• _Task requirements_
Rewrite the items from the line with "286, 562, 315]" to the line with "736, 759, 765]", swapping "单位全称" for "单位名称" and leaving everything else as it is.

• _Records for processing_
• • • • •

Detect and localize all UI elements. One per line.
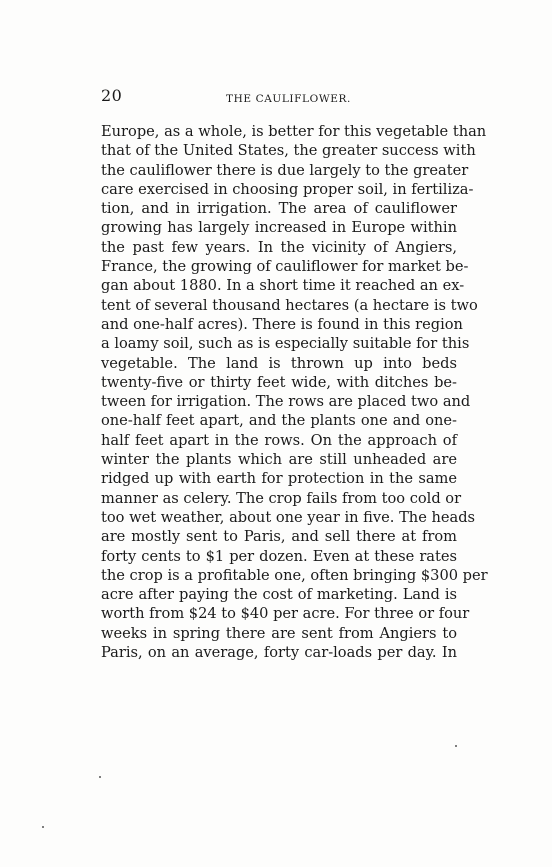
print-speck bbox=[99, 776, 101, 778]
text-line: vegetable. The land is thrown up into beds bbox=[101, 354, 457, 372]
text-line: growing has largely increased in Europe within bbox=[101, 219, 457, 237]
body-text bbox=[101, 122, 488, 662]
text-line: acre after paying the cost of marketing. Land is bbox=[101, 586, 457, 604]
text-line: tent of several thousand hectares (a hectare is two bbox=[101, 296, 478, 314]
text-line: one-half feet apart, and the plants one and one- bbox=[101, 412, 457, 430]
text-line: half feet apart in the rows. On the approach of bbox=[101, 431, 457, 449]
text-line: tween for irrigation. The rows are placed two and bbox=[101, 393, 471, 411]
text-line: the cauliflower there is due largely to the greater bbox=[101, 161, 469, 179]
text-line: France, the growing of cauliflower for market be- bbox=[101, 258, 469, 276]
text-line: twenty-five or thirty feet wide, with ditches be- bbox=[101, 373, 457, 391]
running-head: THE CAULIFLOWER. bbox=[226, 93, 351, 105]
text-line: weeks in spring there are sent from Angiers to bbox=[101, 624, 457, 642]
text-line: tion, and in irrigation. The area of cauliflower bbox=[101, 200, 457, 218]
text-line: are mostly sent to Paris, and sell there at from bbox=[101, 528, 457, 546]
text-line: forty cents to $1 per dozen. Even at these rates bbox=[101, 547, 457, 565]
text-line: care exercised in choosing proper soil, in fertiliza- bbox=[101, 180, 474, 198]
text-line: a loamy soil, such as is especially suitable for this bbox=[101, 335, 470, 353]
text-line: the crop is a profitable one, often bringing $300 per bbox=[101, 566, 488, 584]
text-line: Europe, as a whole, is better for this vegetable than bbox=[101, 123, 487, 140]
text-line: and one-half acres). There is found in this region bbox=[101, 315, 463, 333]
page-number: 20 bbox=[101, 86, 123, 105]
text-line: the past few years. In the vicinity of Angiers, bbox=[101, 238, 457, 256]
text-line: too wet weather, about one year in five. The heads bbox=[101, 508, 476, 526]
text-line: Paris, on an average, forty car-loads per day. In bbox=[101, 644, 457, 662]
text-line: ridged up with earth for protection in the same bbox=[101, 470, 457, 488]
print-speck bbox=[42, 826, 44, 828]
text-line: that of the United States, the greater success with bbox=[101, 142, 476, 160]
text-line: worth from $24 to $40 per acre. For three or four bbox=[101, 605, 470, 623]
text-line: gan about 1880. In a short time it reached an ex- bbox=[101, 277, 465, 295]
text-line: winter the plants which are still unheaded are bbox=[101, 451, 457, 469]
print-speck bbox=[455, 745, 457, 747]
text-line: manner as celery. The crop fails from too cold or bbox=[101, 489, 462, 507]
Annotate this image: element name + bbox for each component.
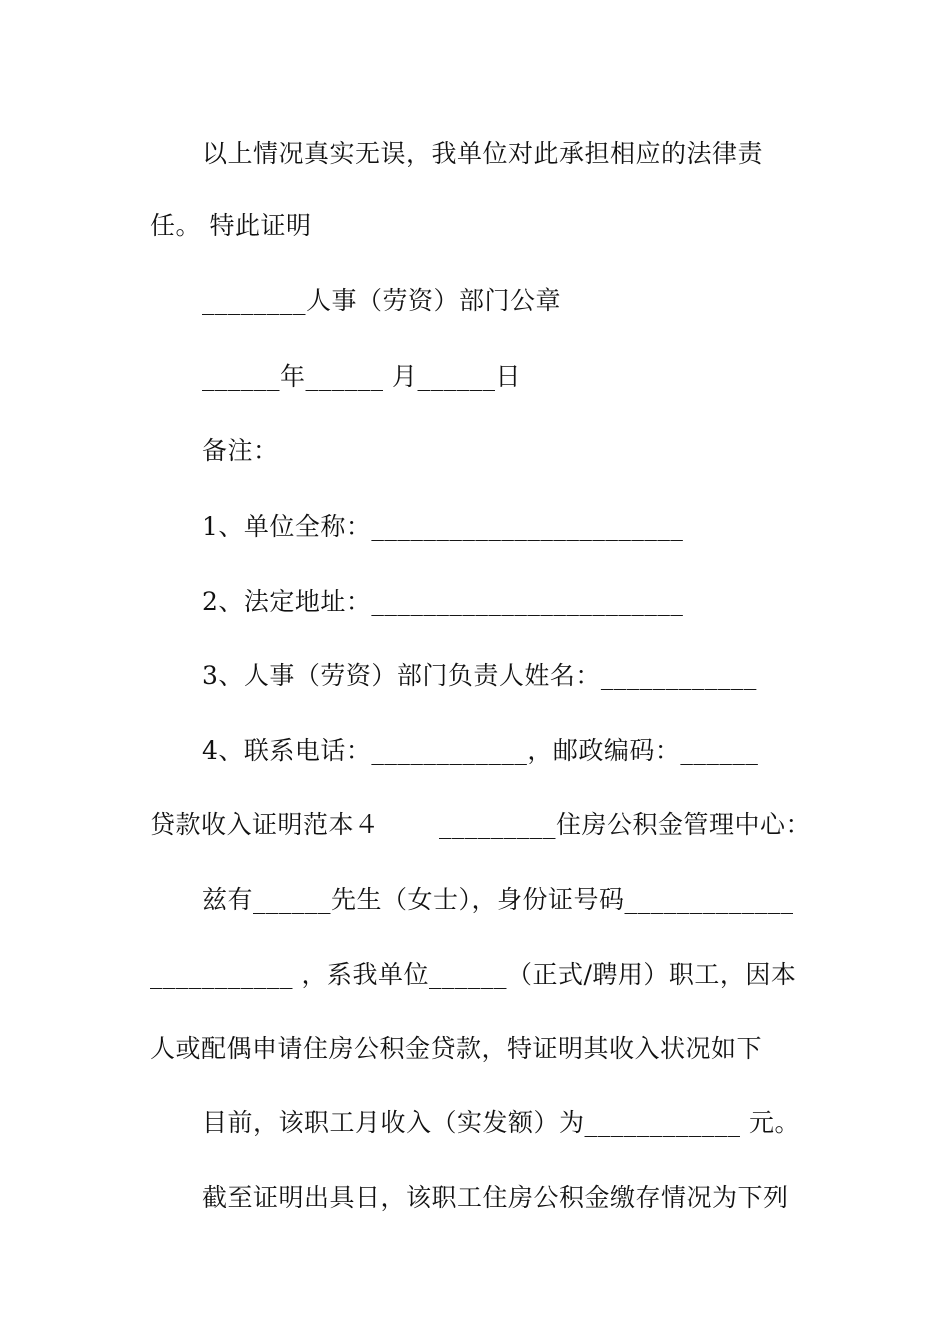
seal-line: ________人事（劳资）部门公章	[202, 286, 562, 315]
remark-item: 1、单位全称：________________________	[202, 512, 684, 541]
paragraph-line: 任。 特此证明	[150, 211, 312, 240]
remarks-heading: 备注：	[202, 436, 279, 465]
paragraph-line: ___________ ，系我单位______（正式/聘用）职工，因本	[150, 960, 797, 989]
remark-item: 4、联系电话：____________，邮政编码：______	[202, 736, 759, 765]
remark-item: 3、人事（劳资）部门负责人姓名：____________	[202, 661, 757, 690]
section-title-line: 贷款收入证明范本４ _________住房公积金管理中心：	[150, 810, 811, 839]
remark-item: 2、法定地址：________________________	[202, 587, 684, 616]
paragraph-line: 目前，该职工月收入（实发额）为____________ 元。	[202, 1108, 800, 1137]
paragraph-line: 以上情况真实无误，我单位对此承担相应的法律责	[202, 139, 764, 168]
paragraph-line: 截至证明出具日，该职工住房公积金缴存情况为下列	[202, 1183, 789, 1212]
paragraph-line: 人或配偶申请住房公积金贷款，特证明其收入状况如下	[150, 1034, 763, 1063]
paragraph-line: 兹有______先生（女士），身份证号码_____________	[202, 885, 794, 914]
date-line: ______年______ 月______日	[202, 362, 521, 391]
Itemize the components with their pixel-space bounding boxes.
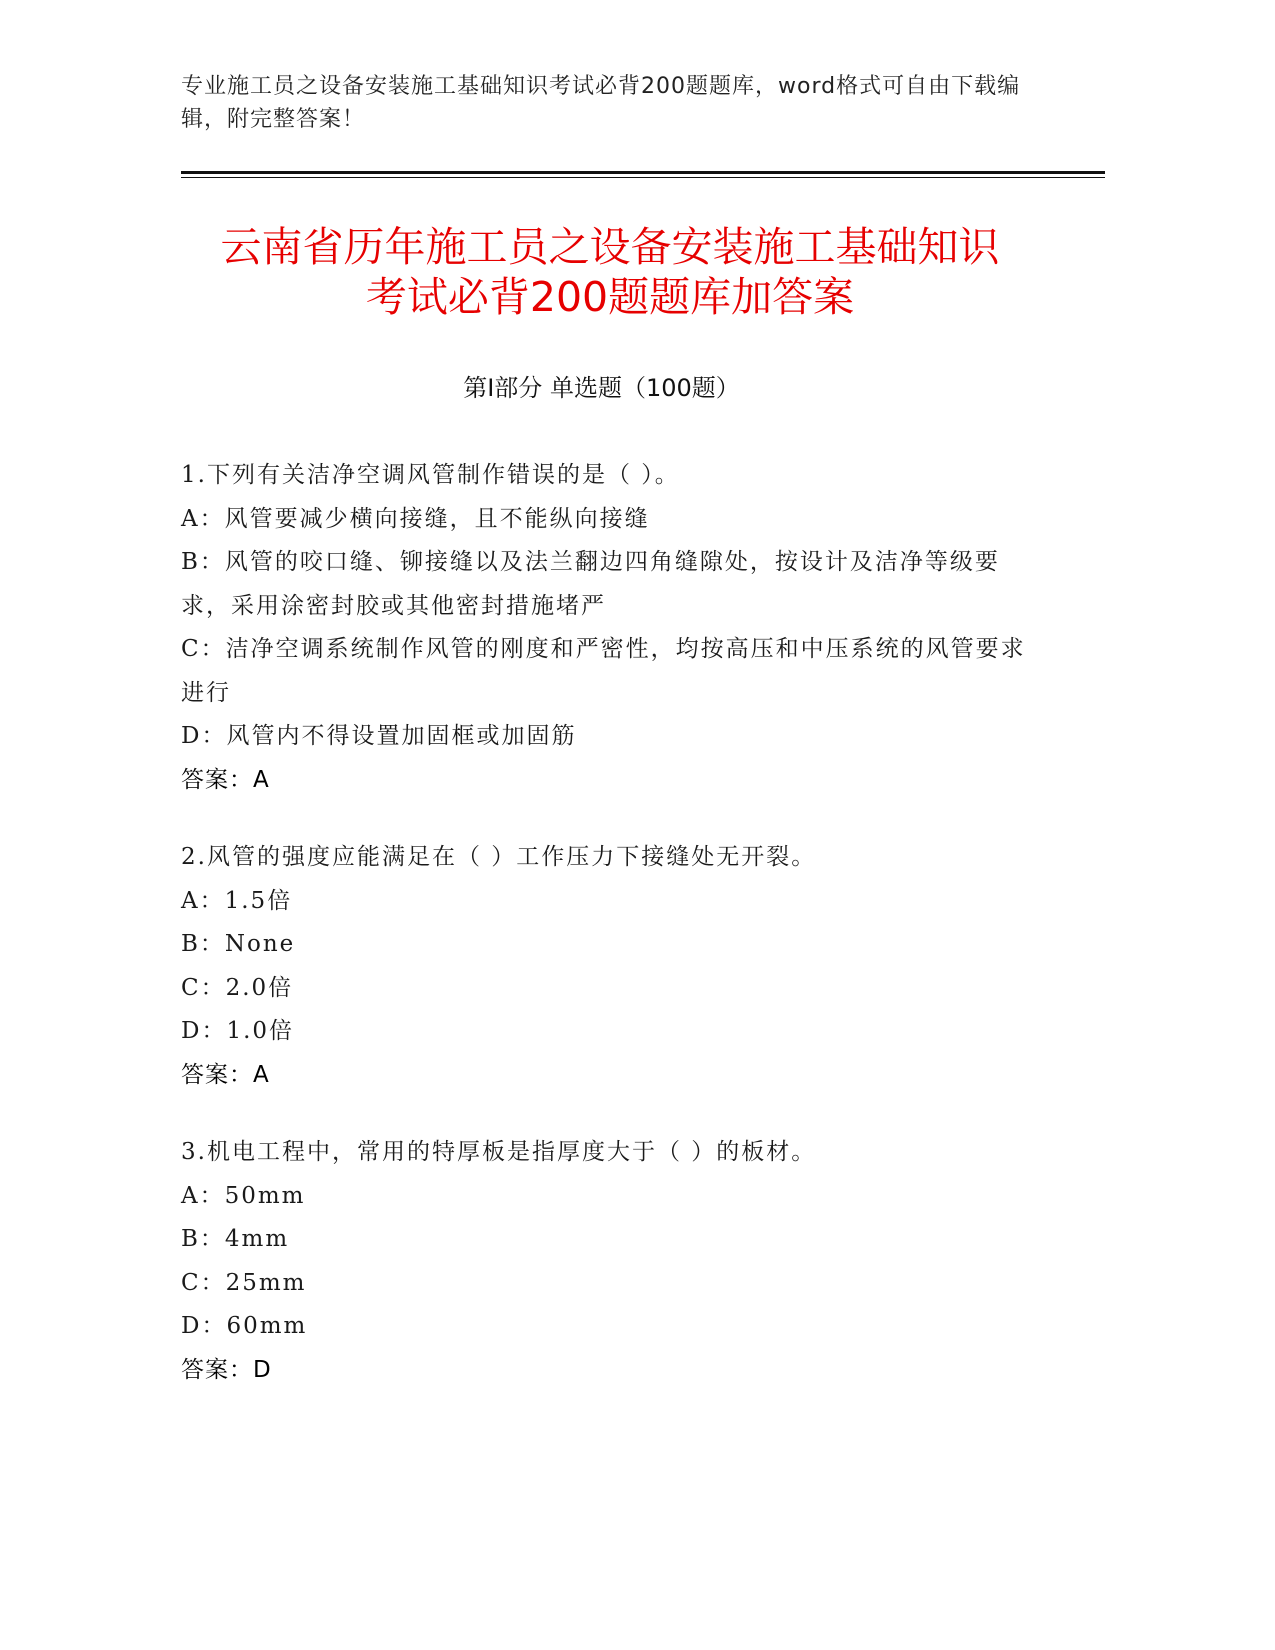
question-stem: 2.风管的强度应能满足在（ ）工作压力下接缝处无开裂。: [181, 844, 817, 870]
option-c: C：2.0倍: [181, 974, 294, 1001]
option-b: B：风管的咬口缝、铆接缝以及法兰翻边四角缝隙处，按设计及洁净等级要求，采用涂密封胶或其他密封措施堵严: [181, 549, 1000, 619]
option-c: C：25mm: [181, 1269, 307, 1296]
question-stem: 3.机电工程中，常用的特厚板是指厚度大于（ ）的板材。: [181, 1139, 817, 1165]
section-heading: 第Ⅰ部分 单选题（100题）: [463, 374, 740, 402]
question-stem: 1.下列有关洁净空调风管制作错误的是（ ）。: [181, 462, 680, 488]
document-title-line-2: 考试必背200题题库加答案: [365, 273, 855, 321]
header-note: 专业施工员之设备安装施工基础知识考试必背200题题库，word格式可自由下载编辑，附完整答案！: [181, 74, 1021, 132]
question-1: [181, 454, 1031, 802]
document-title-line-1: 云南省历年施工员之设备安装施工基础知识: [220, 223, 1000, 271]
header-divider-thick: [181, 171, 1105, 174]
header-divider-thin: [181, 177, 1105, 178]
option-d: D：1.0倍: [181, 1018, 295, 1044]
option-a: A：风管要减少横向接缝，且不能纵向接缝: [181, 505, 650, 532]
option-d: D：风管内不得设置加固框或加固筋: [181, 723, 577, 749]
answer: 答案：D: [181, 1356, 272, 1383]
document-title: [150, 222, 1070, 322]
answer: 答案：A: [181, 766, 270, 793]
option-a: A：1.5倍: [181, 887, 293, 914]
option-b: B：4mm: [181, 1226, 290, 1252]
question-list: [181, 454, 1031, 1426]
option-a: A：50mm: [181, 1182, 306, 1209]
option-d: D：60mm: [181, 1313, 308, 1339]
answer: 答案：A: [181, 1061, 270, 1088]
option-c: C：洁净空调系统制作风管的刚度和严密性，均按高压和中压系统的风管要求进行: [181, 636, 1026, 706]
question-3: [181, 1131, 1031, 1392]
option-b: B：None: [181, 931, 296, 957]
question-2: [181, 836, 1031, 1097]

• • • • •

• _Task solution_
seal-line: ________人事（劳资）部门公章	[202, 286, 562, 315]
remark-item: 1、单位名称：________________________	[202, 512, 684, 541]
paragraph-line: 任。 特此证明	[150, 211, 312, 240]
remarks-heading: 备注：	[202, 436, 279, 465]
paragraph-line: ___________ ，系我单位______（正式/聘用）职工，因本	[150, 960, 797, 989]
remark-item: 4、联系电话：____________，邮政编码：______	[202, 736, 759, 765]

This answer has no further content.